_WORK TO COMPLETE_
Extract every line that contains the string "title".

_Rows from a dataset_
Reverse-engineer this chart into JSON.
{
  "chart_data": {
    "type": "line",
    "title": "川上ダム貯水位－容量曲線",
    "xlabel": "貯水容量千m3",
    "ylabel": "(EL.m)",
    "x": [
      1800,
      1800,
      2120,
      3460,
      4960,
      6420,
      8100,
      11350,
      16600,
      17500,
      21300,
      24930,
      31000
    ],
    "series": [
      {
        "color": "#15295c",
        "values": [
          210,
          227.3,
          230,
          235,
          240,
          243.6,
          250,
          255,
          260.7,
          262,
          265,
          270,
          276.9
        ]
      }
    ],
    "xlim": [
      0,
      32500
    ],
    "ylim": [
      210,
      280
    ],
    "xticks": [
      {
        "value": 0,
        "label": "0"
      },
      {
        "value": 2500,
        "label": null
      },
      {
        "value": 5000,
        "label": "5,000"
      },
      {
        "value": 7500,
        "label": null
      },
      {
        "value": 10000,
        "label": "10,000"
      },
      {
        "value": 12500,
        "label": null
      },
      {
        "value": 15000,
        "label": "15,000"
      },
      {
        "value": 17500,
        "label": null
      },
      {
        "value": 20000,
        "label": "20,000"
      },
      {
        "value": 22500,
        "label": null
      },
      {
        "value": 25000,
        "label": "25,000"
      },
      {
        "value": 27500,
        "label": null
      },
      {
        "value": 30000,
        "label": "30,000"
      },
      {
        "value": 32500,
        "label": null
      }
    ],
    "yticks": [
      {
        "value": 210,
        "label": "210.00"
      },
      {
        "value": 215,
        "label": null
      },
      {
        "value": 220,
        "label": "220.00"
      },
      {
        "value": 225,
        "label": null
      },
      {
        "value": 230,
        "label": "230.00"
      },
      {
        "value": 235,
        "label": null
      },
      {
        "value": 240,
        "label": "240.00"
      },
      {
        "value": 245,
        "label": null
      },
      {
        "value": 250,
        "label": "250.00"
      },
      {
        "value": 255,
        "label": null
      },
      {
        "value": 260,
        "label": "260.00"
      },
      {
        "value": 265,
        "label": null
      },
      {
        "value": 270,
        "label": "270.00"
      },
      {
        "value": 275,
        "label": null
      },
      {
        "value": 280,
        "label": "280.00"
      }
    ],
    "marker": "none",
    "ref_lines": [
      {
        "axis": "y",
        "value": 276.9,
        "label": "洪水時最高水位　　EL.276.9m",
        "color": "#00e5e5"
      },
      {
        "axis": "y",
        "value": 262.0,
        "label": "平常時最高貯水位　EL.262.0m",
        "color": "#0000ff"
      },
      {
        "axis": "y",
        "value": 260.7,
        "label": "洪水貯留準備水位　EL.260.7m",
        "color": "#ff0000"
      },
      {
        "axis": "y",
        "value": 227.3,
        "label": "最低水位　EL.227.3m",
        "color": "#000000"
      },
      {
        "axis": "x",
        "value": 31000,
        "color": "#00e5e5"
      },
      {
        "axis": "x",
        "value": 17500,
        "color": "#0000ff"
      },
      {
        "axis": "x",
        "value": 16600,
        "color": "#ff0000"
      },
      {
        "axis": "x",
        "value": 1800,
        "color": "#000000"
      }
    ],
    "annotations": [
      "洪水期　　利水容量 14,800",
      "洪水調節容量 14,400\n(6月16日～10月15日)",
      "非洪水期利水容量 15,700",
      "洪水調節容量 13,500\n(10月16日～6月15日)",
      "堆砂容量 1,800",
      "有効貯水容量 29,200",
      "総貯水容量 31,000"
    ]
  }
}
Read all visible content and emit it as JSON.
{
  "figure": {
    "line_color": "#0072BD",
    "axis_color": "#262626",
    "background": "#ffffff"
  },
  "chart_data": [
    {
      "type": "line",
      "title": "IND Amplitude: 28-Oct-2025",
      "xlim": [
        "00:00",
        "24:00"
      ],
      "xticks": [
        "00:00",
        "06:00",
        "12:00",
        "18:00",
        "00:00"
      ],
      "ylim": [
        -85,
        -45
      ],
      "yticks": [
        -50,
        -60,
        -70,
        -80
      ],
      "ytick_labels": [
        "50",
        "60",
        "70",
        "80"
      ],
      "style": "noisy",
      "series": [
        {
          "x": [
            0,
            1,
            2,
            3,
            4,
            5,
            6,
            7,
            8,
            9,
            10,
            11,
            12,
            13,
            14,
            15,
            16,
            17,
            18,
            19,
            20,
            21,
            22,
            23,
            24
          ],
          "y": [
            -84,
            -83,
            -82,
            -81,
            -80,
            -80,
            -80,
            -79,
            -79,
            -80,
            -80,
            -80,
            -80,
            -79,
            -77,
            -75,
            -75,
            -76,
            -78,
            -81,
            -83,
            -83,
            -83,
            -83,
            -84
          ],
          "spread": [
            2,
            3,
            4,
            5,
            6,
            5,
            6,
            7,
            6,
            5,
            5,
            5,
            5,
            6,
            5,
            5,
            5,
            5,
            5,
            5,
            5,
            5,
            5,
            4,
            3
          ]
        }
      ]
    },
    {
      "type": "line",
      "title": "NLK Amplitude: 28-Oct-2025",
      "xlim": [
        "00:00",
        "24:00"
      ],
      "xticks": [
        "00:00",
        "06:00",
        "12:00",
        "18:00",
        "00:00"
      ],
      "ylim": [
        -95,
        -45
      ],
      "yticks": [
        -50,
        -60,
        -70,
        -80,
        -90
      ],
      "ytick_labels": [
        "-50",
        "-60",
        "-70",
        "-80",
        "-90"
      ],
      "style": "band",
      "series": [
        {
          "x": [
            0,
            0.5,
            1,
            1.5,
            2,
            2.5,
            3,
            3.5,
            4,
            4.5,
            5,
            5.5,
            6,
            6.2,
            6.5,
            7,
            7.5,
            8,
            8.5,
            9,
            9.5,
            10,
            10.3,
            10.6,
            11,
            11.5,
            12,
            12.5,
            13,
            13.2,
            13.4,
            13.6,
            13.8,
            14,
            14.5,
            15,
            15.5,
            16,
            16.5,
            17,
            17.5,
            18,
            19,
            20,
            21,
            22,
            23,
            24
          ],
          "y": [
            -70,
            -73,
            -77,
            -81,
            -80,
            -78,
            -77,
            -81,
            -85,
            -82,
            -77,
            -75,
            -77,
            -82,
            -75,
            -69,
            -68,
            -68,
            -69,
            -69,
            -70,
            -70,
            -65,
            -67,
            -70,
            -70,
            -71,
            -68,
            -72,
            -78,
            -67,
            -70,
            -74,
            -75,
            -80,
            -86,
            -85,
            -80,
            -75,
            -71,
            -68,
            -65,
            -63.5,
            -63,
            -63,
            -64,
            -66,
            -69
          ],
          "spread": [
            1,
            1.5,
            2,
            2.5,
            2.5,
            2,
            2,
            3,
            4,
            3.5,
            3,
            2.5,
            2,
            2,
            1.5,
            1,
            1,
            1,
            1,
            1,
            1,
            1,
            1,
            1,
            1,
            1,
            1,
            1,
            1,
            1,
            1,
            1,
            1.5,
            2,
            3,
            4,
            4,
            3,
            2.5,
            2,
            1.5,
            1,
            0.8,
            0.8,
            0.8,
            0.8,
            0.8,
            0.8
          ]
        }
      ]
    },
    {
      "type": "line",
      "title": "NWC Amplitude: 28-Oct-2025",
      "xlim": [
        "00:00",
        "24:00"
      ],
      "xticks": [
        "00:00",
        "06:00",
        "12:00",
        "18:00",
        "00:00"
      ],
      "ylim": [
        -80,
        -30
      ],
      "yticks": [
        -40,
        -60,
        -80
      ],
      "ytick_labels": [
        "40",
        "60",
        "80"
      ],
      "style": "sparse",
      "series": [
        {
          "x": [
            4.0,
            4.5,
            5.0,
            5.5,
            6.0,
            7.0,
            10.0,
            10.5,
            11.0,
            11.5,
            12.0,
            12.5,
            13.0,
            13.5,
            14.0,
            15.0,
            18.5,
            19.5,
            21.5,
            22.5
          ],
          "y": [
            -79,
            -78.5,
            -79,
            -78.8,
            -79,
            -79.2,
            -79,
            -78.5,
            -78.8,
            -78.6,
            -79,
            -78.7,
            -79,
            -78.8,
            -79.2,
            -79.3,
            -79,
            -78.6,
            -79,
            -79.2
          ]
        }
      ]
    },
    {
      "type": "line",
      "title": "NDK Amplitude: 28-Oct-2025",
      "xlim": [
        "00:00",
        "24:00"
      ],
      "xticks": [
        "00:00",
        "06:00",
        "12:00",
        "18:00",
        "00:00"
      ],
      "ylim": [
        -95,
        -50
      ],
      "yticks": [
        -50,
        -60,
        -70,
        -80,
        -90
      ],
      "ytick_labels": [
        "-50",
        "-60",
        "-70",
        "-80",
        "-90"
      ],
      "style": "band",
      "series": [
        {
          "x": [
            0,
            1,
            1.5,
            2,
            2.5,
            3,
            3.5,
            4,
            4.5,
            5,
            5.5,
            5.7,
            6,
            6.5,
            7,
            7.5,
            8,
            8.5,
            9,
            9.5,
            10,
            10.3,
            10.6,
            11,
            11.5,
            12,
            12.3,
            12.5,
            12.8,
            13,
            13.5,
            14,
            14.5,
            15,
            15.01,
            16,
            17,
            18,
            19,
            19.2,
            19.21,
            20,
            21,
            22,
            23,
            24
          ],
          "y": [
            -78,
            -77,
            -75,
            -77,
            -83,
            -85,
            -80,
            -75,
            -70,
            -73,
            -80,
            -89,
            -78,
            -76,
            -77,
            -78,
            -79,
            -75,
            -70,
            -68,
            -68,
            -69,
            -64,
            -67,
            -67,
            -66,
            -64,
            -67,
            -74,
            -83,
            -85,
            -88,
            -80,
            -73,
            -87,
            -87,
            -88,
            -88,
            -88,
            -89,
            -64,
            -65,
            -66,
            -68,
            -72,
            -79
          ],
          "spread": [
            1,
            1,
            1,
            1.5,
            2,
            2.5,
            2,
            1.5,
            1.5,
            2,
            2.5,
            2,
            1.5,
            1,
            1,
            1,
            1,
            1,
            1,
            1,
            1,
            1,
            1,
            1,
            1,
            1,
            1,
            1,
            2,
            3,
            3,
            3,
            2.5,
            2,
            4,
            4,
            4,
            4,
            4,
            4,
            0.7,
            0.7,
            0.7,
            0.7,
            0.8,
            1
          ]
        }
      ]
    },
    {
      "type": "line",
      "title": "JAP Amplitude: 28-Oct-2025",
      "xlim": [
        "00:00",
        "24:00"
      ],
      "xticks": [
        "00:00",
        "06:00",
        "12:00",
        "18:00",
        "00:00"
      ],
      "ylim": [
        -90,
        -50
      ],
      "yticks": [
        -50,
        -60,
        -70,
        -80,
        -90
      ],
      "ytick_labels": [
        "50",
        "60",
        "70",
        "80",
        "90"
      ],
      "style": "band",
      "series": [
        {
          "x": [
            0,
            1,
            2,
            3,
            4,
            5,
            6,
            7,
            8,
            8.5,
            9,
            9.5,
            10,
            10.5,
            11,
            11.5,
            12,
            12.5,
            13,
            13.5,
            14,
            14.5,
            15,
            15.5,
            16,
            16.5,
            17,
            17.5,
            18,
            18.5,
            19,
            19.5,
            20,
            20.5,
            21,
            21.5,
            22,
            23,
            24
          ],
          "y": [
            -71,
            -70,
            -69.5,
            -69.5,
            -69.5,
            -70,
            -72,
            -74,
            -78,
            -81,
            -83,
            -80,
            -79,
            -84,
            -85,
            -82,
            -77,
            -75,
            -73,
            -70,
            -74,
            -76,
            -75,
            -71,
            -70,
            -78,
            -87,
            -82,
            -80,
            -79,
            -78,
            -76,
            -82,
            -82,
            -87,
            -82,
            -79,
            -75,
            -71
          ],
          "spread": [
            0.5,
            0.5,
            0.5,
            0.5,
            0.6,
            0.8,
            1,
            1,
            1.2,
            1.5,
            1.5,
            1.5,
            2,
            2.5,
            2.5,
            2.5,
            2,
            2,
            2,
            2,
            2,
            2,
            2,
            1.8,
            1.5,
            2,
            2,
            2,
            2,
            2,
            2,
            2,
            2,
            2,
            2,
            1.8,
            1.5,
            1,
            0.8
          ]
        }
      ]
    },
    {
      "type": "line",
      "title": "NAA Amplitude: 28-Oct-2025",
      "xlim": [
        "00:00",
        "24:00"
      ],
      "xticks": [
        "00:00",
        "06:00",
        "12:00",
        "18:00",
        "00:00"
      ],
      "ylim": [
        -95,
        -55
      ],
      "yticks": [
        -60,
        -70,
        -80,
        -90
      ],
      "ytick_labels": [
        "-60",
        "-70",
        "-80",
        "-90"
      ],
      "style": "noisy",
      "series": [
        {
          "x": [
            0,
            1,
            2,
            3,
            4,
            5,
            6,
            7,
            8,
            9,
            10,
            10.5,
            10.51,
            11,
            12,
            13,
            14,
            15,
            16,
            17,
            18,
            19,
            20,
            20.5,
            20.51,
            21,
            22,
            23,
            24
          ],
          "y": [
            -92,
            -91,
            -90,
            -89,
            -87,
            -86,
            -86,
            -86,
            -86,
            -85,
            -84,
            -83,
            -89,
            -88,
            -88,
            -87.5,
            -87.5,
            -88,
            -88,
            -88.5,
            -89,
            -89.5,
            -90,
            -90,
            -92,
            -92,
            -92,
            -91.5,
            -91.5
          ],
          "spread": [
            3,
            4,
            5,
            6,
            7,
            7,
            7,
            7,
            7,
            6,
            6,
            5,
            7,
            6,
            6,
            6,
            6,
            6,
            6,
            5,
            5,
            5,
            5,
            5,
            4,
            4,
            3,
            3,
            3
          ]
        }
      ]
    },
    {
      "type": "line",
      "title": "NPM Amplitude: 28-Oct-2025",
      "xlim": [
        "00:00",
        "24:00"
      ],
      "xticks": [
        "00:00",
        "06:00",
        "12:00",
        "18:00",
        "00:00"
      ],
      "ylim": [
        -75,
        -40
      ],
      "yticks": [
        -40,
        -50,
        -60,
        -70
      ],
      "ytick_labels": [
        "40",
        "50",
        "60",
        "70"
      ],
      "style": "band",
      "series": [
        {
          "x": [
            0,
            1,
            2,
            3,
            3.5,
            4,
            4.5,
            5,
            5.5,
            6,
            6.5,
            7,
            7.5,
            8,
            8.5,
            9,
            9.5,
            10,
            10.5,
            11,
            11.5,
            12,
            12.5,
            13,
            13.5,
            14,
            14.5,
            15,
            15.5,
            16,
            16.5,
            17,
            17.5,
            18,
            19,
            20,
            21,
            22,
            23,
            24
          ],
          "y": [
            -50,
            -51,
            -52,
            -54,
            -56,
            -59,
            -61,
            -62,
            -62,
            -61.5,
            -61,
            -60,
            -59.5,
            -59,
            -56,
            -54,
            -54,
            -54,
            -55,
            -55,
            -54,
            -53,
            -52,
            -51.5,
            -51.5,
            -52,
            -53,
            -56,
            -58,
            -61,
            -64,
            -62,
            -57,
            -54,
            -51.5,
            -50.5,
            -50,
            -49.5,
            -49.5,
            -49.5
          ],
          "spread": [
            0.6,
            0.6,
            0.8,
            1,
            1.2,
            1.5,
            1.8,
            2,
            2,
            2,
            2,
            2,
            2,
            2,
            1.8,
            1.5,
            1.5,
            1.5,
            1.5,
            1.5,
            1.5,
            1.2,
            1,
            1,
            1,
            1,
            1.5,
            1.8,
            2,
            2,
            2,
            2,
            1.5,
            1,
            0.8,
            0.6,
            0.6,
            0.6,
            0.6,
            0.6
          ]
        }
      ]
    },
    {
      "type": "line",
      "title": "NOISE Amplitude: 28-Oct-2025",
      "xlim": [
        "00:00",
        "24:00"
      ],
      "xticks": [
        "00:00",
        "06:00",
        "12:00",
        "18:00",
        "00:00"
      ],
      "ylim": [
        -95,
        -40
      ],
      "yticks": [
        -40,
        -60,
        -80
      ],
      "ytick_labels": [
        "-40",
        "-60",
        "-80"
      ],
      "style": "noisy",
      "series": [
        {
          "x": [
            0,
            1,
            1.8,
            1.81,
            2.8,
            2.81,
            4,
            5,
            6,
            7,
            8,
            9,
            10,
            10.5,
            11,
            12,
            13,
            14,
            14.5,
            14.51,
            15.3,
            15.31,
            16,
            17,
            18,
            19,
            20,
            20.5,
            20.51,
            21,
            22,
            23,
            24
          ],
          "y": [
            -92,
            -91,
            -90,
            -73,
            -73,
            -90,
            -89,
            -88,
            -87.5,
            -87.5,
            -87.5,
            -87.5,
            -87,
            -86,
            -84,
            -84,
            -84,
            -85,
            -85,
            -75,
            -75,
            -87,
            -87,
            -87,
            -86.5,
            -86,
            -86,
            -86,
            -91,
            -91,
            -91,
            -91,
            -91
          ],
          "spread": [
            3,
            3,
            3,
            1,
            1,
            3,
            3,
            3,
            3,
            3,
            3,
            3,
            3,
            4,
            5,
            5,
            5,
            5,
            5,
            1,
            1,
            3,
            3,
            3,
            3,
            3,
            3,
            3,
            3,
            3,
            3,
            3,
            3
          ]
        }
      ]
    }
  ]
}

_RESPONSE_
    "title": "川上ダム貯水位－容量曲線",
      "title": "IND Amplitude: 28-Oct-2025",
      "title": "NLK Amplitude: 28-Oct-2025",
      "title": "NWC Amplitude: 28-Oct-2025",
      "title": "NDK Amplitude: 28-Oct-2025",
      "title": "JAP Amplitude: 28-Oct-2025",
      "title": "NAA Amplitude: 28-Oct-2025",
      "title": "NPM Amplitude: 28-Oct-2025",
      "title": "NOISE Amplitude: 28-Oct-2025",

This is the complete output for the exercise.